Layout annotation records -
------------------------------------------------
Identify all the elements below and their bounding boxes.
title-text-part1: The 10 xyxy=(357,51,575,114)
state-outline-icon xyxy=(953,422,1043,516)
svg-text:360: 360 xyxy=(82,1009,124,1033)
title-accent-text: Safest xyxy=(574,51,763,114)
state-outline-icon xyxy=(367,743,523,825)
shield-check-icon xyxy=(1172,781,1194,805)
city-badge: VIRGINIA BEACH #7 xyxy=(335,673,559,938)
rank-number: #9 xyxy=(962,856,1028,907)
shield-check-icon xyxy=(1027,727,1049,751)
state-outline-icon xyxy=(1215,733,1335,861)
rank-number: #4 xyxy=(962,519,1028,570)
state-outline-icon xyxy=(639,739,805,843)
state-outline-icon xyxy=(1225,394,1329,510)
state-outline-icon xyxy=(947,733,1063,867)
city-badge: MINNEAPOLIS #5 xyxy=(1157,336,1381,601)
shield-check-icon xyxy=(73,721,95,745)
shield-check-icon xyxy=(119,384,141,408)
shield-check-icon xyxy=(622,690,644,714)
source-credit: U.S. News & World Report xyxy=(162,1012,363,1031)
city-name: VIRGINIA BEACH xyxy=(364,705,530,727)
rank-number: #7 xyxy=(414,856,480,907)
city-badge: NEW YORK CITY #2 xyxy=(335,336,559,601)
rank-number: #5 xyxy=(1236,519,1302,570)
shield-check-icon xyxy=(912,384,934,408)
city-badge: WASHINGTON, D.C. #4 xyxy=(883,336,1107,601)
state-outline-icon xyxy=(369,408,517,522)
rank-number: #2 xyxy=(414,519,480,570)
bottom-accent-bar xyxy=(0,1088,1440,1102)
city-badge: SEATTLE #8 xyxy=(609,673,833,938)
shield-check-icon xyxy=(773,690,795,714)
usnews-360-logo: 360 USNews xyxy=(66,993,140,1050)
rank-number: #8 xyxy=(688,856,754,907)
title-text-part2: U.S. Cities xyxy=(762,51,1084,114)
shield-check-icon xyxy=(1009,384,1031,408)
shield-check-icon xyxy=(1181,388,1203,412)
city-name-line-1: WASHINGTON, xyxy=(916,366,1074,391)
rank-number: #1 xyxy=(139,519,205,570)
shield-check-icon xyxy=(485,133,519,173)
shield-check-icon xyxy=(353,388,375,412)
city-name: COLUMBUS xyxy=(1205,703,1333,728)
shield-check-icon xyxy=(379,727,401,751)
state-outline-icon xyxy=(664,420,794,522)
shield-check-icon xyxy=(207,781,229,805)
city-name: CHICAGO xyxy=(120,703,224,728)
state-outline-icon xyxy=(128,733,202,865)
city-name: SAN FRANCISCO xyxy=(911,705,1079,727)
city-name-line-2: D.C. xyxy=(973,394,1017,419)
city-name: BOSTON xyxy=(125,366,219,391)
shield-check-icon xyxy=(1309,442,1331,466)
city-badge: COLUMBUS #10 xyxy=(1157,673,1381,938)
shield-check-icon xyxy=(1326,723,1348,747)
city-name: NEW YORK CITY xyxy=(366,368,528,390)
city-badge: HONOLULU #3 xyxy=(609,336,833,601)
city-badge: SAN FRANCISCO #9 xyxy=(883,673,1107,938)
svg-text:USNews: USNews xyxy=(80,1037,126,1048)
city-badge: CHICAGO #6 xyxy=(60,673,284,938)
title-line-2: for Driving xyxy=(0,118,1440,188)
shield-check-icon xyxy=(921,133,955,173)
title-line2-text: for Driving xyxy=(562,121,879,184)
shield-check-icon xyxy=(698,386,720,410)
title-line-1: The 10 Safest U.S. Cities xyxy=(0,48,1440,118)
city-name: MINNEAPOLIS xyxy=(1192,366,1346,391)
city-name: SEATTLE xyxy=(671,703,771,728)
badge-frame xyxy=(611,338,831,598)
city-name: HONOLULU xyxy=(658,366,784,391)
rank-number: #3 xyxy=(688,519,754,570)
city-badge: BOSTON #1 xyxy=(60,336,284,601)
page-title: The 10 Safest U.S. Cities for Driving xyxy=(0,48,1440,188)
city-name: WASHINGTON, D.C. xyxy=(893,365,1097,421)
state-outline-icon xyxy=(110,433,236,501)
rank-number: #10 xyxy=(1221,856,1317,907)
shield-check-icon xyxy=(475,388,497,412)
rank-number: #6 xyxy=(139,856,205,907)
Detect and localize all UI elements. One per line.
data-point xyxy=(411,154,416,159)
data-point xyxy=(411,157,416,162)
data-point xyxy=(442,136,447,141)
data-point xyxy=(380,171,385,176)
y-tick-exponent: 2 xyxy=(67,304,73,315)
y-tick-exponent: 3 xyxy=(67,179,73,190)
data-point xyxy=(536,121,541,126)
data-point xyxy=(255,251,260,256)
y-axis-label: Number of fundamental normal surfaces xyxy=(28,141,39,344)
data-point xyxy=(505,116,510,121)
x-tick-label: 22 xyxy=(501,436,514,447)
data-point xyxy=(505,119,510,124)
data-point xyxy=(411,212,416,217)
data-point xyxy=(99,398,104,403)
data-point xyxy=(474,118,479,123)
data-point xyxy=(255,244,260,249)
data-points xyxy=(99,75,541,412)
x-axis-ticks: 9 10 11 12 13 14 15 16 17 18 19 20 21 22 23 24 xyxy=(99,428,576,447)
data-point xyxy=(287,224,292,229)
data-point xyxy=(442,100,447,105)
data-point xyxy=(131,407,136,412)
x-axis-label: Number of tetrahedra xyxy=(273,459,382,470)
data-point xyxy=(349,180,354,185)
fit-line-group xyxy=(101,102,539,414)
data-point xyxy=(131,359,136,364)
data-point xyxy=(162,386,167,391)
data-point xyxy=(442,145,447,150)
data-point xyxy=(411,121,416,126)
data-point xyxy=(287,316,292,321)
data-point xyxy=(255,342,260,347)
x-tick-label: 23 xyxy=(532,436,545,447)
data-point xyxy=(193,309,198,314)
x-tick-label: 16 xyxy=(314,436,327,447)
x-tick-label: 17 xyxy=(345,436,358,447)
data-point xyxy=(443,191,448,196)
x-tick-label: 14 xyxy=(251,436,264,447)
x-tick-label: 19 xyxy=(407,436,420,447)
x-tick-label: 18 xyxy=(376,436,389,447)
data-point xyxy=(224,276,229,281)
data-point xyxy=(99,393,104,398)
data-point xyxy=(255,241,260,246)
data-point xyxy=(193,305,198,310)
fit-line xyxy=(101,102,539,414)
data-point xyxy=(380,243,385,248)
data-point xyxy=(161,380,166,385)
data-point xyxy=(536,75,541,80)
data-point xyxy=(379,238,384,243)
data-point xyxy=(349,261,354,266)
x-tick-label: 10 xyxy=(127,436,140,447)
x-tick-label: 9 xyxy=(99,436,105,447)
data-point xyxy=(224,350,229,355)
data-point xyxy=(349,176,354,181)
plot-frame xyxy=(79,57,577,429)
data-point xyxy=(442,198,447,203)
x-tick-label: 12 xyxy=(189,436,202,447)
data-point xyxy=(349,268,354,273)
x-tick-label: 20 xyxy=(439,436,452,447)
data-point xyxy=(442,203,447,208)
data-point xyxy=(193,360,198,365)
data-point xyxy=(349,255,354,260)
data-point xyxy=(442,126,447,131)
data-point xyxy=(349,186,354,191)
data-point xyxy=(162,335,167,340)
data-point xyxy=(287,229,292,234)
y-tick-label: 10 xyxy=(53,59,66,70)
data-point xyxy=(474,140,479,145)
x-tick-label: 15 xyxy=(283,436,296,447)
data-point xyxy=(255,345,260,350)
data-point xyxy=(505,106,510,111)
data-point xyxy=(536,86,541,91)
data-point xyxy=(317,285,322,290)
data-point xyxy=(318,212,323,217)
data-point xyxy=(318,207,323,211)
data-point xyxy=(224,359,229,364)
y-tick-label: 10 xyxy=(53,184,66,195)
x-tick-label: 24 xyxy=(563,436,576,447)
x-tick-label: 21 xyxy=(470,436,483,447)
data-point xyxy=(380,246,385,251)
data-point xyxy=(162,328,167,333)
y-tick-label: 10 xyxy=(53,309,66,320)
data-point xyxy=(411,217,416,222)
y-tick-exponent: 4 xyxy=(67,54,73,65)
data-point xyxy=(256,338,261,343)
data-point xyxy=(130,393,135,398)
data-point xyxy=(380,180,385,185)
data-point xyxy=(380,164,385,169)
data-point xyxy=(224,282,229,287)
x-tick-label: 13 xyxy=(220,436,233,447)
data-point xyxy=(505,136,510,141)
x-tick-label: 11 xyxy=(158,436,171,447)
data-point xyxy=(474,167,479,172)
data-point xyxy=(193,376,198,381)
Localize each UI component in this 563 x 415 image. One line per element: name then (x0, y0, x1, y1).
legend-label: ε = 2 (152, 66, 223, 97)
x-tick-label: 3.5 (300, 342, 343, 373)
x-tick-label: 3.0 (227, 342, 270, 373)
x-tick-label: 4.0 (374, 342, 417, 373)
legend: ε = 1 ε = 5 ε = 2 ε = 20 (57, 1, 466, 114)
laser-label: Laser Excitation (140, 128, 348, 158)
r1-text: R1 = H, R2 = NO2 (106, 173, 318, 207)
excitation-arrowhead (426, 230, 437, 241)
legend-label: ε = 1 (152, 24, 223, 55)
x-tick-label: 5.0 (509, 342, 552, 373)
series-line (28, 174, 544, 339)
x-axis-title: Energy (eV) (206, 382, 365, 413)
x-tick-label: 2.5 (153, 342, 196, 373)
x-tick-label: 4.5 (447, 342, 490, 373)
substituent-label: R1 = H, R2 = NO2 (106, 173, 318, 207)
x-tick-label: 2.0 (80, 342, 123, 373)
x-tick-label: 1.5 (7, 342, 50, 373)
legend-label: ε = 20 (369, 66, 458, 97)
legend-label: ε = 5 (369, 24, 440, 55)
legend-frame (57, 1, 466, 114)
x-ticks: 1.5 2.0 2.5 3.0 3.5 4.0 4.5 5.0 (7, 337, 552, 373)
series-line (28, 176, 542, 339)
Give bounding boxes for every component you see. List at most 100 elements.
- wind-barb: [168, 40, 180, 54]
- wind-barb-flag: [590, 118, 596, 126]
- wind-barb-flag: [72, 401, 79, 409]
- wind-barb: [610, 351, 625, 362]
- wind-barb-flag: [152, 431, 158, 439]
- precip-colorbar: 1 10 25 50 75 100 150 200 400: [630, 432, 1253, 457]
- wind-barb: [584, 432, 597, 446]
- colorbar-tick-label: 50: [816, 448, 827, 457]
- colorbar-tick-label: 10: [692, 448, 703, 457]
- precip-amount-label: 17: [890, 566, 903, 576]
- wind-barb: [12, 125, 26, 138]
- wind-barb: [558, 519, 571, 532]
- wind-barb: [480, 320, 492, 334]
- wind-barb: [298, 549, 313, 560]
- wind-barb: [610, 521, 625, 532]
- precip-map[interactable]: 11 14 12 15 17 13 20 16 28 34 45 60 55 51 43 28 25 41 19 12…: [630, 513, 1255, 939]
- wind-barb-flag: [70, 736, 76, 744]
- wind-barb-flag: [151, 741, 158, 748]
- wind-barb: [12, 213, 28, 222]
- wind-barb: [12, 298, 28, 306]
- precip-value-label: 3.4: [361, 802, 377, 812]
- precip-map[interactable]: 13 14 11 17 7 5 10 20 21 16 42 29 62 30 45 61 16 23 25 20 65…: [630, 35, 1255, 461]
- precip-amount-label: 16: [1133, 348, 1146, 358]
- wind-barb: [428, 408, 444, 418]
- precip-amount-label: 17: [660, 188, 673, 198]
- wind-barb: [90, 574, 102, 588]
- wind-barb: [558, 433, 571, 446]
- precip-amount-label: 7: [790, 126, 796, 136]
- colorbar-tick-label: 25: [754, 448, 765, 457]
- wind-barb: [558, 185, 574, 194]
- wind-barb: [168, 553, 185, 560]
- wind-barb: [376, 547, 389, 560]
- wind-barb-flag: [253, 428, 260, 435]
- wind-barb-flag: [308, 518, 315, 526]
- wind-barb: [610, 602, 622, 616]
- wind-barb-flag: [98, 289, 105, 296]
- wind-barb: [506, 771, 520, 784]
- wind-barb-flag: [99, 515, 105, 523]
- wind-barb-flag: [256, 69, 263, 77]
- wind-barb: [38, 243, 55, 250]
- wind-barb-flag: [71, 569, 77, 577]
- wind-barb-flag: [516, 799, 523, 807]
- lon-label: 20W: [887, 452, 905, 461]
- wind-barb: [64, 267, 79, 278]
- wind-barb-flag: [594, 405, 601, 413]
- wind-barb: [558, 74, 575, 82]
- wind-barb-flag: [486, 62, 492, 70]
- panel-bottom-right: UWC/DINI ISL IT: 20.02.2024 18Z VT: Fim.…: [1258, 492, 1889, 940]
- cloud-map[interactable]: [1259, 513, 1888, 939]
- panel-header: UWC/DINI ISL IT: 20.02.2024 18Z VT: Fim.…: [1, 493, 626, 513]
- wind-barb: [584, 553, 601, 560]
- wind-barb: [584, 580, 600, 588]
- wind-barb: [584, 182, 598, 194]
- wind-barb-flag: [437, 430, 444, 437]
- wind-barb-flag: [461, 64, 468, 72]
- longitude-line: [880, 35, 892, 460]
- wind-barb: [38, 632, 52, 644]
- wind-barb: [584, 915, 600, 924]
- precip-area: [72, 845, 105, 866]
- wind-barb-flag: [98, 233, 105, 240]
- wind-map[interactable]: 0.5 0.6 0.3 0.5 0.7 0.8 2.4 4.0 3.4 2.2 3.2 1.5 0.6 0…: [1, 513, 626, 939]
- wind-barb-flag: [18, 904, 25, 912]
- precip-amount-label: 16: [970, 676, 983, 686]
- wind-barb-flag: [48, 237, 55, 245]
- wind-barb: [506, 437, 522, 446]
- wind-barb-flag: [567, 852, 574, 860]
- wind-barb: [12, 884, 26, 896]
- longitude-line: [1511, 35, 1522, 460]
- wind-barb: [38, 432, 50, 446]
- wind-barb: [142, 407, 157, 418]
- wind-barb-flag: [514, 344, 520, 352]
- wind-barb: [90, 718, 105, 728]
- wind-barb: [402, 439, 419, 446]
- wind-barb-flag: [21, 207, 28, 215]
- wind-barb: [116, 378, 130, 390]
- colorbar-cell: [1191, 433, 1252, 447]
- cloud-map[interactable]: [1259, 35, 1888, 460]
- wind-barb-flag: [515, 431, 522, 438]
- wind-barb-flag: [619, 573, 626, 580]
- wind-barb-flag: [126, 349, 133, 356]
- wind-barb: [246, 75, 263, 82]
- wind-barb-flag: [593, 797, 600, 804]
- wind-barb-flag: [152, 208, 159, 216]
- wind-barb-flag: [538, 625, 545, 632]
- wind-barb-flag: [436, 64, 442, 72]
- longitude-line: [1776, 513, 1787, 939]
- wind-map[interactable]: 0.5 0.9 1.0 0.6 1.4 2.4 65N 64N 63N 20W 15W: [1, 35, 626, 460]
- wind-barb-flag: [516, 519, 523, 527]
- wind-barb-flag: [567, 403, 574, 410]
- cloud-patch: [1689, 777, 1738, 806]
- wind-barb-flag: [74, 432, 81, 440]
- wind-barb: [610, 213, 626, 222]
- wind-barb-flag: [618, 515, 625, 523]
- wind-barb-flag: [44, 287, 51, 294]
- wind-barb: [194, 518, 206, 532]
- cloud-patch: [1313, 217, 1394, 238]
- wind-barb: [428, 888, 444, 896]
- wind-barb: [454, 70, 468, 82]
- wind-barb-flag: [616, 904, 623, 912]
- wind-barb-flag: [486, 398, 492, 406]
------------------------------------------------
Exercise -
Reproduce the listing from its first line through the line containing "city-name-line-1: WASHINGTON, xyxy=(916,366,1074,391)", swapping every occurrence of "state-outline-icon" for "state-shape-icon" and leaving all else unchanged.

Output -
Identify all the elements below and their bounding boxes.
title-text-part1: The 10 xyxy=(357,51,575,114)
state-shape-icon xyxy=(953,422,1043,516)
svg-text:360: 360 xyxy=(82,1009,124,1033)
title-accent-text: Safest xyxy=(574,51,763,114)
state-shape-icon xyxy=(367,743,523,825)
shield-check-icon xyxy=(1172,781,1194,805)
city-badge: VIRGINIA BEACH #7 xyxy=(335,673,559,938)
rank-number: #9 xyxy=(962,856,1028,907)
shield-check-icon xyxy=(1027,727,1049,751)
state-shape-icon xyxy=(1215,733,1335,861)
rank-number: #4 xyxy=(962,519,1028,570)
state-shape-icon xyxy=(639,739,805,843)
state-shape-icon xyxy=(1225,394,1329,510)
state-shape-icon xyxy=(947,733,1063,867)
city-badge: MINNEAPOLIS #5 xyxy=(1157,336,1381,601)
shield-check-icon xyxy=(73,721,95,745)
shield-check-icon xyxy=(119,384,141,408)
shield-check-icon xyxy=(622,690,644,714)
source-credit: U.S. News & World Report xyxy=(162,1012,363,1031)
city-name: VIRGINIA BEACH xyxy=(364,705,530,727)
rank-number: #7 xyxy=(414,856,480,907)
city-badge: NEW YORK CITY #2 xyxy=(335,336,559,601)
rank-number: #5 xyxy=(1236,519,1302,570)
shield-check-icon xyxy=(912,384,934,408)
city-badge: WASHINGTON, D.C. #4 xyxy=(883,336,1107,601)
state-shape-icon xyxy=(369,408,517,522)
rank-number: #2 xyxy=(414,519,480,570)
bottom-accent-bar xyxy=(0,1088,1440,1102)
city-badge: SEATTLE #8 xyxy=(609,673,833,938)
shield-check-icon xyxy=(773,690,795,714)
usnews-360-logo: 360 USNews xyxy=(66,993,140,1050)
rank-number: #8 xyxy=(688,856,754,907)
title-text-part2: U.S. Cities xyxy=(762,51,1084,114)
shield-check-icon xyxy=(1009,384,1031,408)
shield-check-icon xyxy=(1181,388,1203,412)
city-name-line-1: WASHINGTON, xyxy=(916,366,1074,391)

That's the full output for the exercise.